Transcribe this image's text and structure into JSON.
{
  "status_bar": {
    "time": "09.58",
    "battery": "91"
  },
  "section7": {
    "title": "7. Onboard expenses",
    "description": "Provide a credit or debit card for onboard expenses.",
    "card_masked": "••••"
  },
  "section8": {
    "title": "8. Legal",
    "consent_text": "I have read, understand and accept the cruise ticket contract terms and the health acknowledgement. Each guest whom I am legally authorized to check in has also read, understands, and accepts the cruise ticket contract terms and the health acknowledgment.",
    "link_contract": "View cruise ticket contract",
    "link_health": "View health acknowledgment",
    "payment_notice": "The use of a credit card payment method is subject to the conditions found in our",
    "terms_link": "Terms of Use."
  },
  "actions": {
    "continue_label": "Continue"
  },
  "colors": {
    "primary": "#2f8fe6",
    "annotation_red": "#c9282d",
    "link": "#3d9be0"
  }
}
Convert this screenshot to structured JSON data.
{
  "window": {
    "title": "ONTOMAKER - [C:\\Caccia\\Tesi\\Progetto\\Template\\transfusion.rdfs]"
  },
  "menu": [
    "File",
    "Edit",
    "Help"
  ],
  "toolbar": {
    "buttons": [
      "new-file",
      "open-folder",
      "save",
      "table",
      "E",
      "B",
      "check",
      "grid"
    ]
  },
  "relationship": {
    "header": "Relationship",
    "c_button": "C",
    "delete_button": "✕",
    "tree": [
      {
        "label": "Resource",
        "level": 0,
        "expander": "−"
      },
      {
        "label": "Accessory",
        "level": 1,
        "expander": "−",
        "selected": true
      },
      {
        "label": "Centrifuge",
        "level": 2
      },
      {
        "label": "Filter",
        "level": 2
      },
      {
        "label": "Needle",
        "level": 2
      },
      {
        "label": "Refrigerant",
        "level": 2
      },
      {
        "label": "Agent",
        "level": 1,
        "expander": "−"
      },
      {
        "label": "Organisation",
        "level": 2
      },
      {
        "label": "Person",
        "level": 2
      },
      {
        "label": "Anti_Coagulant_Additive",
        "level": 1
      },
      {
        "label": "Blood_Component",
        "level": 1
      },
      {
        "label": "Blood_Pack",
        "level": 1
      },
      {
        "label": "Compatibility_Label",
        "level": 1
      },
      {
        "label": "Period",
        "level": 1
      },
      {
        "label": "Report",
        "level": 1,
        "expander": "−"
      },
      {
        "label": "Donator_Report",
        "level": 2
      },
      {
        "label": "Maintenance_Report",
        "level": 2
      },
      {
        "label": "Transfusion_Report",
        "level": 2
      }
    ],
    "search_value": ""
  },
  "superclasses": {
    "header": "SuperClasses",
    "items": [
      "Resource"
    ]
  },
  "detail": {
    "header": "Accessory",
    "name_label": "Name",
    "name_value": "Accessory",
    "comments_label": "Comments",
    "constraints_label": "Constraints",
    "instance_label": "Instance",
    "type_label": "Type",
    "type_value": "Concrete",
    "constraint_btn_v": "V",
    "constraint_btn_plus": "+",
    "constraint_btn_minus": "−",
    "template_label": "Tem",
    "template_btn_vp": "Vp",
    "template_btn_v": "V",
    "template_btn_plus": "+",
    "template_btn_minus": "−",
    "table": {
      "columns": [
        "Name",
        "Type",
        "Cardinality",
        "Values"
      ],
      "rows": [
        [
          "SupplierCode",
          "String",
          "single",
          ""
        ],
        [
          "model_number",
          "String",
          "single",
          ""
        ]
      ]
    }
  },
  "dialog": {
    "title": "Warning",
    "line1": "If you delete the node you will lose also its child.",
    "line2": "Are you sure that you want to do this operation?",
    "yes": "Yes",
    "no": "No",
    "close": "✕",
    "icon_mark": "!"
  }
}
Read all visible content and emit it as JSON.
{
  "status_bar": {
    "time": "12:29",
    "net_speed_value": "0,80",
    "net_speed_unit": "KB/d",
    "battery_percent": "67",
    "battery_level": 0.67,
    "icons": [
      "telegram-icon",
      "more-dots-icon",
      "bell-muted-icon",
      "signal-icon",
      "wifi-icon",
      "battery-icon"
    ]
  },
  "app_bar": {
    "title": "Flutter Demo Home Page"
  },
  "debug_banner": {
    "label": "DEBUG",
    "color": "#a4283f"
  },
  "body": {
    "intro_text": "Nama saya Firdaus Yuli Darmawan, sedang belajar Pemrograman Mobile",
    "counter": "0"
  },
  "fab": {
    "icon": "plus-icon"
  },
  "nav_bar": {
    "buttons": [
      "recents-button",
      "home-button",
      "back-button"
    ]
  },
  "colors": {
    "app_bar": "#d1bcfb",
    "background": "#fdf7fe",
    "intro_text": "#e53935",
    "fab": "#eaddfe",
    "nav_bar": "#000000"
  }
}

:::::

» **Written instruction**
Give back the whole listing exactly as it reads.

» **Solution for this task**
Transcribe this image's text and structure into JSON.
{
  "status_bar": {
    "time": "09.58",
    "battery": "91"
  },
  "section7": {
    "title": "7. Onboard expenses",
    "description": "Provide a credit or debit card for onboard expenses.",
    "card_masked": "••••"
  },
  "section8": {
    "title": "8. Legal",
    "consent_text": "I have read, understand and accept the cruise ticket contract terms and the health acknowledgement. Each guest whom I am legally authorized to check in has also read, understands, and accepts the cruise ticket contract terms and the health acknowledgment.",
    "link_contract": "View cruise ticket contract",
    "link_health": "View health acknowledgment",
    "payment_notice": "The use of a credit card payment method is subject to the conditions found in our",
    "terms_link": "Terms of Use."
  },
  "actions": {
    "continue_label": "Continue"
  },
  "colors": {
    "primary": "#2f8fe6",
    "annotation_red": "#c9282d",
    "link": "#3d9be0"
  }
}
Convert this screenshot to structured JSON data.
{
  "window": {
    "title": "ONTOMAKER - [C:\\Caccia\\Tesi\\Progetto\\Template\\transfusion.rdfs]"
  },
  "menu": [
    "File",
    "Edit",
    "Help"
  ],
  "toolbar": {
    "buttons": [
      "new-file",
      "open-folder",
      "save",
      "table",
      "E",
      "B",
      "check",
      "grid"
    ]
  },
  "relationship": {
    "header": "Relationship",
    "c_button": "C",
    "delete_button": "✕",
    "tree": [
      {
        "label": "Resource",
        "level": 0,
        "expander": "−"
      },
      {
        "label": "Accessory",
        "level": 1,
        "expander": "−",
        "selected": true
      },
      {
        "label": "Centrifuge",
        "level": 2
      },
      {
        "label": "Filter",
        "level": 2
      },
      {
        "label": "Needle",
        "level": 2
      },
      {
        "label": "Refrigerant",
        "level": 2
      },
      {
        "label": "Agent",
        "level": 1,
        "expander": "−"
      },
      {
        "label": "Organisation",
        "level": 2
      },
      {
        "label": "Person",
        "level": 2
      },
      {
        "label": "Anti_Coagulant_Additive",
        "level": 1
      },
      {
        "label": "Blood_Component",
        "level": 1
      },
      {
        "label": "Blood_Pack",
        "level": 1
      },
      {
        "label": "Compatibility_Label",
        "level": 1
      },
      {
        "label": "Period",
        "level": 1
      },
      {
        "label": "Report",
        "level": 1,
        "expander": "−"
      },
      {
        "label": "Donator_Report",
        "level": 2
      },
      {
        "label": "Maintenance_Report",
        "level": 2
      },
      {
        "label": "Transfusion_Report",
        "level": 2
      }
    ],
    "search_value": ""
  },
  "superclasses": {
    "header": "SuperClasses",
    "items": [
      "Resource"
    ]
  },
  "detail": {
    "header": "Accessory",
    "name_label": "Name",
    "name_value": "Accessory",
    "comments_label": "Comments",
    "constraints_label": "Constraints",
    "instance_label": "Instance",
    "type_label": "Type",
    "type_value": "Concrete",
    "constraint_btn_v": "V",
    "constraint_btn_plus": "+",
    "constraint_btn_minus": "−",
    "template_label": "Tem",
    "template_btn_vp": "Vp",
    "template_btn_v": "V",
    "template_btn_plus": "+",
    "template_btn_minus": "−",
    "table": {
      "columns": [
        "Name",
        "Type",
        "Cardinality",
        "Values"
      ],
      "rows": [
        [
          "SupplierCode",
          "String",
          "single",
          ""
        ],
        [
          "model_number",
          "String",
          "single",
          ""
        ]
      ]
    }
  },
  "dialog": {
    "title": "Warning",
    "line1": "If you delete the node you will lose also its child.",
    "line2": "Are you sure that you want to do this operation?",
    "yes": "Yes",
    "no": "No",
    "close": "✕",
    "icon_mark": "!"
  }
}
Read all visible content and emit it as JSON.
{
  "status_bar": {
    "time": "12:29",
    "net_speed_value": "0,80",
    "net_speed_unit": "KB/d",
    "battery_percent": "67",
    "battery_level": 0.67,
    "icons": [
      "telegram-icon",
      "more-dots-icon",
      "bell-muted-icon",
      "signal-icon",
      "wifi-icon",
      "battery-icon"
    ]
  },
  "app_bar": {
    "title": "Flutter Demo Home Page"
  },
  "debug_banner": {
    "label": "DEBUG",
    "color": "#a4283f"
  },
  "body": {
    "intro_text": "Nama saya Firdaus Yuli Darmawan, sedang belajar Pemrograman Mobile",
    "counter": "0"
  },
  "fab": {
    "icon": "plus-icon"
  },
  "nav_bar": {
    "buttons": [
      "recents-button",
      "home-button",
      "back-button"
    ]
  },
  "colors": {
    "app_bar": "#d1bcfb",
    "background": "#fdf7fe",
    "intro_text": "#e53935",
    "fab": "#eaddfe",
    "nav_bar": "#000000"
  }
}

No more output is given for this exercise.